(Problem) Your task is to write out the complete listing exactly as it is shown.

[Stored items from a collection]
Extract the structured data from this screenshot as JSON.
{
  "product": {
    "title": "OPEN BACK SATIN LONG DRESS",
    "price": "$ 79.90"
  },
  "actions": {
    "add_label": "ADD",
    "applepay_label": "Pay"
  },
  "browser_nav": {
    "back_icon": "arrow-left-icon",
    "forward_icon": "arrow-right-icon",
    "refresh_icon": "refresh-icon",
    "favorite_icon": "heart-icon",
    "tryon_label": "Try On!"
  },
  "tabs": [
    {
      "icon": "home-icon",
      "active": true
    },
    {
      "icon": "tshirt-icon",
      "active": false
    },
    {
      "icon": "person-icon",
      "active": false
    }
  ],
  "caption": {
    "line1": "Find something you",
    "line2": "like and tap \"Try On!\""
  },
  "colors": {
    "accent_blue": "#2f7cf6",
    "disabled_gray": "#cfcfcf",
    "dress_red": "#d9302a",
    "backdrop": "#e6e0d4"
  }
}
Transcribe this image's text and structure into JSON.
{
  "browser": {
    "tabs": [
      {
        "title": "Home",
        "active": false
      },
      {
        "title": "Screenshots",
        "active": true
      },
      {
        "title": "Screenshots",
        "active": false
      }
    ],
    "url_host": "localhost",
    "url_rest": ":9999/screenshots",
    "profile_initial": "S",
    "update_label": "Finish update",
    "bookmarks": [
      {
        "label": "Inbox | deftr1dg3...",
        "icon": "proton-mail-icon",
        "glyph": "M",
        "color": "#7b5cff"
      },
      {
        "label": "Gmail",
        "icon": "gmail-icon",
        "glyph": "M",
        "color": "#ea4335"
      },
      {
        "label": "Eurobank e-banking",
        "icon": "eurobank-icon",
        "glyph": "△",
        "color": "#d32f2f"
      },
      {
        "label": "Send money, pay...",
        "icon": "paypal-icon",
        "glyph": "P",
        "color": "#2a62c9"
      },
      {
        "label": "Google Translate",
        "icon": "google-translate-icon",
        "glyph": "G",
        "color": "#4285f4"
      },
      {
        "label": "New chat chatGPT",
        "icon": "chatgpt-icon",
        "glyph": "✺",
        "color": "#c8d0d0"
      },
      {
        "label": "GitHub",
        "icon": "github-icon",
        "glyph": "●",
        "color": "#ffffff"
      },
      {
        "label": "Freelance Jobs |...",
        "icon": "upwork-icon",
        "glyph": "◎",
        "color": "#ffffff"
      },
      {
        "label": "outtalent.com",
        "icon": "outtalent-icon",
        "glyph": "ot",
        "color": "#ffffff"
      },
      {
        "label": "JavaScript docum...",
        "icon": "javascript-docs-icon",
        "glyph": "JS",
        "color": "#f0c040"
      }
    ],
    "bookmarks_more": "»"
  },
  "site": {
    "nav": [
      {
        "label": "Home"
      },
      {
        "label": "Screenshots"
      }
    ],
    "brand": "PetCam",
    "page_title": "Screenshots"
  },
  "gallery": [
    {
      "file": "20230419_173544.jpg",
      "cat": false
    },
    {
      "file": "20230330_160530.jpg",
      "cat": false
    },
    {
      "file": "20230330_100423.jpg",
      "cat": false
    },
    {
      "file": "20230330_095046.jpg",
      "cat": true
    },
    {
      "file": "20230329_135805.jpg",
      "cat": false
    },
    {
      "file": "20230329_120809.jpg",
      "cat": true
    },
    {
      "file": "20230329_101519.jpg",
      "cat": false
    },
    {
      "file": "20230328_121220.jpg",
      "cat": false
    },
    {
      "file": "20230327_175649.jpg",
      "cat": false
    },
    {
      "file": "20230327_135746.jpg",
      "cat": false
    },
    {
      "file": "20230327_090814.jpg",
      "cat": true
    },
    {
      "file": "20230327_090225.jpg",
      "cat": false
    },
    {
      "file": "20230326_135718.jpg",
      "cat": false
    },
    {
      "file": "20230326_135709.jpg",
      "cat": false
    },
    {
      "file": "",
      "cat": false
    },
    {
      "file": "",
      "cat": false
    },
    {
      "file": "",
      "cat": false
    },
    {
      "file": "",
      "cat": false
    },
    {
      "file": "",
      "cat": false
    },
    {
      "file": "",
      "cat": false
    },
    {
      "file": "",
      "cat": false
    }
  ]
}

(Exercise answer)
Extract the structured data from this screenshot as JSON.
{
  "product": {
    "title": "OPEN BACK SATIN LONG DRESS",
    "price": "$ 79.90"
  },
  "actions": {
    "add_label": "ADD",
    "applepay_label": "Pay"
  },
  "browser_nav": {
    "back_icon": "arrow-left-icon",
    "forward_icon": "arrow-right-icon",
    "refresh_icon": "refresh-icon",
    "favorite_icon": "heart-icon",
    "tryon_label": "Try On!"
  },
  "tabs": [
    {
      "icon": "home-icon",
      "active": true
    },
    {
      "icon": "tshirt-icon",
      "active": false
    },
    {
      "icon": "person-icon",
      "active": false
    }
  ],
  "caption": {
    "line1": "Find something you",
    "line2": "like and tap \"Try On!\""
  },
  "colors": {
    "accent_blue": "#2f7cf6",
    "disabled_gray": "#cfcfcf",
    "dress_red": "#d9302a",
    "backdrop": "#e6e0d4"
  }
}
Transcribe this image's text and structure into JSON.
{
  "browser": {
    "tabs": [
      {
        "title": "Home",
        "active": false
      },
      {
        "title": "Screenshots",
        "active": true
      },
      {
        "title": "Screenshots",
        "active": false
      }
    ],
    "url_host": "localhost",
    "url_rest": ":9999/screenshots",
    "profile_initial": "S",
    "update_label": "Finish update",
    "bookmarks": [
      {
        "label": "Inbox | deftr1dg3...",
        "icon": "proton-mail-icon",
        "glyph": "M",
        "color": "#7b5cff"
      },
      {
        "label": "Gmail",
        "icon": "gmail-icon",
        "glyph": "M",
        "color": "#ea4335"
      },
      {
        "label": "Eurobank e-banking",
        "icon": "eurobank-icon",
        "glyph": "△",
        "color": "#d32f2f"
      },
      {
        "label": "Send money, pay...",
        "icon": "paypal-icon",
        "glyph": "P",
        "color": "#2a62c9"
      },
      {
        "label": "Google Translate",
        "icon": "google-translate-icon",
        "glyph": "G",
        "color": "#4285f4"
      },
      {
        "label": "New chat chatGPT",
        "icon": "chatgpt-icon",
        "glyph": "✺",
        "color": "#c8d0d0"
      },
      {
        "label": "GitHub",
        "icon": "github-icon",
        "glyph": "●",
        "color": "#ffffff"
      },
      {
        "label": "Freelance Jobs |...",
        "icon": "upwork-icon",
        "glyph": "◎",
        "color": "#ffffff"
      },
      {
        "label": "outtalent.com",
        "icon": "outtalent-icon",
        "glyph": "ot",
        "color": "#ffffff"
      },
      {
        "label": "JavaScript docum...",
        "icon": "javascript-docs-icon",
        "glyph": "JS",
        "color": "#f0c040"
      }
    ],
    "bookmarks_more": "»"
  },
  "site": {
    "nav": [
      {
        "label": "Home"
      },
      {
        "label": "Screenshots"
      }
    ],
    "brand": "PetCam",
    "page_title": "Screenshots"
  },
  "gallery": [
    {
      "file": "20230419_173544.jpg",
      "cat": false
    },
    {
      "file": "20230330_160530.jpg",
      "cat": false
    },
    {
      "file": "20230330_100423.jpg",
      "cat": false
    },
    {
      "file": "20230330_095046.jpg",
      "cat": true
    },
    {
      "file": "20230329_135805.jpg",
      "cat": false
    },
    {
      "file": "20230329_120809.jpg",
      "cat": true
    },
    {
      "file": "20230329_101519.jpg",
      "cat": false
    },
    {
      "file": "20230328_121220.jpg",
      "cat": false
    },
    {
      "file": "20230327_175649.jpg",
      "cat": false
    },
    {
      "file": "20230327_135746.jpg",
      "cat": false
    },
    {
      "file": "20230327_090814.jpg",
      "cat": true
    },
    {
      "file": "20230327_090225.jpg",
      "cat": false
    },
    {
      "file": "20230326_135718.jpg",
      "cat": false
    },
    {
      "file": "20230326_135709.jpg",
      "cat": false
    },
    {
      "file": "",
      "cat": false
    },
    {
      "file": "",
      "cat": false
    },
    {
      "file": "",
      "cat": false
    },
    {
      "file": "",
      "cat": false
    },
    {
      "file": "",
      "cat": false
    },
    {
      "file": "",
      "cat": false
    },
    {
      "file": "",
      "cat": false
    }
  ]
}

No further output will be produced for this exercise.